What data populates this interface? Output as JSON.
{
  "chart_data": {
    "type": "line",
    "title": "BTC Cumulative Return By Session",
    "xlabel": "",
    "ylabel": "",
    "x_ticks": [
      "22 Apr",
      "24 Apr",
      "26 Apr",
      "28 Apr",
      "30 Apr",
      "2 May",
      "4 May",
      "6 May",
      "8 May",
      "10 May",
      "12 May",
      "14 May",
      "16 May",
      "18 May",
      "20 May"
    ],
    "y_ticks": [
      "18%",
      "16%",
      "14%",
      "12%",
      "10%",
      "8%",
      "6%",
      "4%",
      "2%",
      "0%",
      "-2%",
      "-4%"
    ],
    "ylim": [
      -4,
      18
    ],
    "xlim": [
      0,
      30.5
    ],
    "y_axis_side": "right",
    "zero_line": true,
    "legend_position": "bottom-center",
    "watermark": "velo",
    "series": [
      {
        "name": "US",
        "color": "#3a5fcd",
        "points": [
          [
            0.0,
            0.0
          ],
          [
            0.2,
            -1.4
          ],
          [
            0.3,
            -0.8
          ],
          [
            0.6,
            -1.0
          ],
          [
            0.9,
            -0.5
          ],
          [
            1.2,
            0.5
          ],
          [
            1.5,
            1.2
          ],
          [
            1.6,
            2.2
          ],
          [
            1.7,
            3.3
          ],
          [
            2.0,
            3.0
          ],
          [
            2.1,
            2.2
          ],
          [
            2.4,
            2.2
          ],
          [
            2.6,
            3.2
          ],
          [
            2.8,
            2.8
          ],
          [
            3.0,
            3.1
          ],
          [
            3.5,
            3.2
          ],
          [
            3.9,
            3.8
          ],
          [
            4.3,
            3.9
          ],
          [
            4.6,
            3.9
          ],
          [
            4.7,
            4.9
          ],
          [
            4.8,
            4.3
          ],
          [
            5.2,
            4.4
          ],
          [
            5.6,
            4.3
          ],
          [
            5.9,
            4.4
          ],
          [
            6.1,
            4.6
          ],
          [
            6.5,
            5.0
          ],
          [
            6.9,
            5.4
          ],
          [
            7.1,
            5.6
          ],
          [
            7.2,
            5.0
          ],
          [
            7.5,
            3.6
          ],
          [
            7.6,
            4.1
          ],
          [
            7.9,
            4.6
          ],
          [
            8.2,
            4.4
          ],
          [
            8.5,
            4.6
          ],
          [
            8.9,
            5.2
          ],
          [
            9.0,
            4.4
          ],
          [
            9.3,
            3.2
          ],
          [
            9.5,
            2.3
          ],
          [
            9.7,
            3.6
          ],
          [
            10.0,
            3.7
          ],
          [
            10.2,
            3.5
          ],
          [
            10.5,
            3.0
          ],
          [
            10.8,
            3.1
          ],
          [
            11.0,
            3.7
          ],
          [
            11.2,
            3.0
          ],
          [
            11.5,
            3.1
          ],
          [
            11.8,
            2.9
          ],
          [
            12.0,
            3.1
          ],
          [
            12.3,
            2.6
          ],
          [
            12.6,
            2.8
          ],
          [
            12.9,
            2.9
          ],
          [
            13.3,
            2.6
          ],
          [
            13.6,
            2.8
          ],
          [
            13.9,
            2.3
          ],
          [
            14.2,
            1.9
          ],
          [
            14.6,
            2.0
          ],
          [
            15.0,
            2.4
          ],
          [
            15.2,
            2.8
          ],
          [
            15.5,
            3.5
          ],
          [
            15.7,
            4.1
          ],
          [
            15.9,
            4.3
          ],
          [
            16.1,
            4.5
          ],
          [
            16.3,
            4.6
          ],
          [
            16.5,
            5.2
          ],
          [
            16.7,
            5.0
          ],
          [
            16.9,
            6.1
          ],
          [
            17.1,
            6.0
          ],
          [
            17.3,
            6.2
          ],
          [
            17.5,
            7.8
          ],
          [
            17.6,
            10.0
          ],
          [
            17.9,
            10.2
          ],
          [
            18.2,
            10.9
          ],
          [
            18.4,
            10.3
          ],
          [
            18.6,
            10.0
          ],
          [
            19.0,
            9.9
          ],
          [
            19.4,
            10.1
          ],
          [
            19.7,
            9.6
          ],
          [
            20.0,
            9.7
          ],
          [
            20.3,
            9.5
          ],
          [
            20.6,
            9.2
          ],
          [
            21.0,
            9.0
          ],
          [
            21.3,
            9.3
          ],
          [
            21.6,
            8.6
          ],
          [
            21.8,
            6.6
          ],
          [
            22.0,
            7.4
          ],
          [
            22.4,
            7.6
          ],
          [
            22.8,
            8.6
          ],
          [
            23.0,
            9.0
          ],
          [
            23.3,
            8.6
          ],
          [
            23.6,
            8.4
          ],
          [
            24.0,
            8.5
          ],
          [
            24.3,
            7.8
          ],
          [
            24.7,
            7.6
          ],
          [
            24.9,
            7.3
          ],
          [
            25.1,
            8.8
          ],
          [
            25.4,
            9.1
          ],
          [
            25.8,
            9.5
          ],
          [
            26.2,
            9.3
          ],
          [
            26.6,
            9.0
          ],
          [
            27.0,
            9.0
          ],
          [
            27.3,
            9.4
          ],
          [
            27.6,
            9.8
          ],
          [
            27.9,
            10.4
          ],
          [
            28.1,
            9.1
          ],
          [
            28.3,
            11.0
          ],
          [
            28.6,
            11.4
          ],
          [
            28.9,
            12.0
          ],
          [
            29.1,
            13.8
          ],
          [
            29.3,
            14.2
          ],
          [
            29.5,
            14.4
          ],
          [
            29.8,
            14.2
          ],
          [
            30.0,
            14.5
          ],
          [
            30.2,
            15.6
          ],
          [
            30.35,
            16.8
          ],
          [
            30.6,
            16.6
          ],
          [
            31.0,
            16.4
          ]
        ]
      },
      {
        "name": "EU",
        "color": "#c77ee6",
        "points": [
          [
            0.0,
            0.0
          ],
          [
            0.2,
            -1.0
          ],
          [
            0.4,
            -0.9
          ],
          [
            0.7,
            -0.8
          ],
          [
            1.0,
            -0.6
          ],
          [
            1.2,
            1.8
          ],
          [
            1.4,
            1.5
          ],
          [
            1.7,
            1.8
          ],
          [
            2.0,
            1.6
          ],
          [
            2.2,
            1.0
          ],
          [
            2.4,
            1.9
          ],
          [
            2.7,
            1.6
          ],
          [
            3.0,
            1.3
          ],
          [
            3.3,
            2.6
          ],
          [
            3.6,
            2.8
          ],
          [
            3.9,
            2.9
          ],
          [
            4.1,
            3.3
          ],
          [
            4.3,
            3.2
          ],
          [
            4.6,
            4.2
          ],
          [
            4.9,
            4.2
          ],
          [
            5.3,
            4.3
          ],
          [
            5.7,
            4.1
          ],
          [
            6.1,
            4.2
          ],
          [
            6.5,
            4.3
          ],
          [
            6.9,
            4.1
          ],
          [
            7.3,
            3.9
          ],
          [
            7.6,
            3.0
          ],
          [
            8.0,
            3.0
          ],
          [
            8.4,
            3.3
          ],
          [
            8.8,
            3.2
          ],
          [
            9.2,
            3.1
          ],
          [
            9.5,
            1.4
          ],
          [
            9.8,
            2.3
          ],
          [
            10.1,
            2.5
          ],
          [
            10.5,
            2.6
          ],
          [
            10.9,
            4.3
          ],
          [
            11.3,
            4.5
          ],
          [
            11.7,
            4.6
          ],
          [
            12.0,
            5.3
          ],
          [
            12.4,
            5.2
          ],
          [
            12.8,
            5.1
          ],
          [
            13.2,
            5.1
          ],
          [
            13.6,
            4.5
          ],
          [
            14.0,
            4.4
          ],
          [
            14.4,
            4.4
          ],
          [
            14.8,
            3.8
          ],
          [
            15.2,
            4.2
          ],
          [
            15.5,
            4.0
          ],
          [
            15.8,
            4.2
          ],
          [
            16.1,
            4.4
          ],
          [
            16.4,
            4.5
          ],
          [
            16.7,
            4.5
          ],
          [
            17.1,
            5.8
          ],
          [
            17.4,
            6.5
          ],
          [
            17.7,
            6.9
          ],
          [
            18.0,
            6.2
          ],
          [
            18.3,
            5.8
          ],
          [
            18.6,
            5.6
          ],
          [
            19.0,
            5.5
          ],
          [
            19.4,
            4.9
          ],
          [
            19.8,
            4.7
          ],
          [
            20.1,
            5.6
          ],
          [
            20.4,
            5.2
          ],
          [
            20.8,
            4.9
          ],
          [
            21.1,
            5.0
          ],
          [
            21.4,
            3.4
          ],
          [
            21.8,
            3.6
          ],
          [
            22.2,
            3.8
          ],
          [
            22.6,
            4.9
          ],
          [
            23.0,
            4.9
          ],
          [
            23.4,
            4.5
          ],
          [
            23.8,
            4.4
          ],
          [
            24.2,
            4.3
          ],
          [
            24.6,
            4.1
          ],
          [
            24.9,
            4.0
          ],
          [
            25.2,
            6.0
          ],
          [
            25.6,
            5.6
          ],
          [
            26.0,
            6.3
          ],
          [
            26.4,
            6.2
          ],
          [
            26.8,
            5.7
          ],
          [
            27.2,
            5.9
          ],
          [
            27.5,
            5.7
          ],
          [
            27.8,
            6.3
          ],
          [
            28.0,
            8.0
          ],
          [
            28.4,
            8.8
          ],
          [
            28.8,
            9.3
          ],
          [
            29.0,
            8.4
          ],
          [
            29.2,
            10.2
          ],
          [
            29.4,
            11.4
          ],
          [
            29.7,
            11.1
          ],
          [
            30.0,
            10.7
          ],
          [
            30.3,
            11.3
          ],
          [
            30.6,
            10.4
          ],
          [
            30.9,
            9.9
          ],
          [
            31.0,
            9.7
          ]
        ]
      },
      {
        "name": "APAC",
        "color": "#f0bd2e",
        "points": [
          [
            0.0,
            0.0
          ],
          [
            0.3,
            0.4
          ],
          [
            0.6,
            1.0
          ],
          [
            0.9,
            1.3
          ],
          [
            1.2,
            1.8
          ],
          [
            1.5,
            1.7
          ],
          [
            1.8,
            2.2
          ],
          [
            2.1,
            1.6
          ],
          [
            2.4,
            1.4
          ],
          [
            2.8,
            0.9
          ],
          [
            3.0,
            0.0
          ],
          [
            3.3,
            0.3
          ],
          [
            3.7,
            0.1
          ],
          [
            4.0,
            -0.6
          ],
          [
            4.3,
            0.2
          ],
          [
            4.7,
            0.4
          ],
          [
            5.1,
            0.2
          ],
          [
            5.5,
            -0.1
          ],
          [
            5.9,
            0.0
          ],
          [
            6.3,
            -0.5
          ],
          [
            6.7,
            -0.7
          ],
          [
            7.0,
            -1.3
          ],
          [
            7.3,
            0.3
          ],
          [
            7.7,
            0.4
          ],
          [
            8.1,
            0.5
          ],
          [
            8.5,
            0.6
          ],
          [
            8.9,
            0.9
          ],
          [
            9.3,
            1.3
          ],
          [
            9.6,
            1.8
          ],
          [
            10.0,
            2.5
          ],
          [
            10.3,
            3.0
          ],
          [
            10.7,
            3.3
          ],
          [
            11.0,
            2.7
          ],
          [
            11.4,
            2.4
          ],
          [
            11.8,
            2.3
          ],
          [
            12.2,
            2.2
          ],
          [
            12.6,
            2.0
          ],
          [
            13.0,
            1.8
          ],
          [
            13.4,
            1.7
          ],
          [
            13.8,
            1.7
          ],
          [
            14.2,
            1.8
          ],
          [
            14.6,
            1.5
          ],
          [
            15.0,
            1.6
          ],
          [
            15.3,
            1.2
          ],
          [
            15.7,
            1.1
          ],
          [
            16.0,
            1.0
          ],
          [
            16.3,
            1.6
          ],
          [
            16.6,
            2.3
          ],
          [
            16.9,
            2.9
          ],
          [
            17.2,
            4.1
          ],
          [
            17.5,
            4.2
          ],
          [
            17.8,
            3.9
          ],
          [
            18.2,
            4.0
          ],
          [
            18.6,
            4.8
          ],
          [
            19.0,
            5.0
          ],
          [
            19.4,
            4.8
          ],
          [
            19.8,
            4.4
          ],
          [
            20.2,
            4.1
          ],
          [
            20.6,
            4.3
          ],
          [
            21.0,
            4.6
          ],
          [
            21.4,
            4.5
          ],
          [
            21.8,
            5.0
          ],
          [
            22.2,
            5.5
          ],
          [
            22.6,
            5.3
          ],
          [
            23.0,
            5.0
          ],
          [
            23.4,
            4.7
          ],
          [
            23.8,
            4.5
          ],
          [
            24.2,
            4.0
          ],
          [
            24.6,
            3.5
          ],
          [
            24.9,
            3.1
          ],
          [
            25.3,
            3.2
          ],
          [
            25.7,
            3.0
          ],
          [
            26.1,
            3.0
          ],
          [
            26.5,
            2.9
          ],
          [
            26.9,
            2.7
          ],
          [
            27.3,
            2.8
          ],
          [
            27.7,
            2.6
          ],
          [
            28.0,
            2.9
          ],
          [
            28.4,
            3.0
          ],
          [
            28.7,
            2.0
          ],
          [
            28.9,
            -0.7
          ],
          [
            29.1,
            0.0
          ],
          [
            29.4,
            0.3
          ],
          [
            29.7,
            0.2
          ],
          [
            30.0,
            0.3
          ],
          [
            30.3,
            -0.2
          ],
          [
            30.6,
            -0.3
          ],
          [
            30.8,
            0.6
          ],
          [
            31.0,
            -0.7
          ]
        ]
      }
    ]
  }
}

^^^^^^^^

§ **Task to carry out**: Gather each line in the data that holds the string "color".

§ **Exercise answer**:
        "color": "#3a5fcd",
        "color": "#c77ee6",
        "color": "#f0bd2e",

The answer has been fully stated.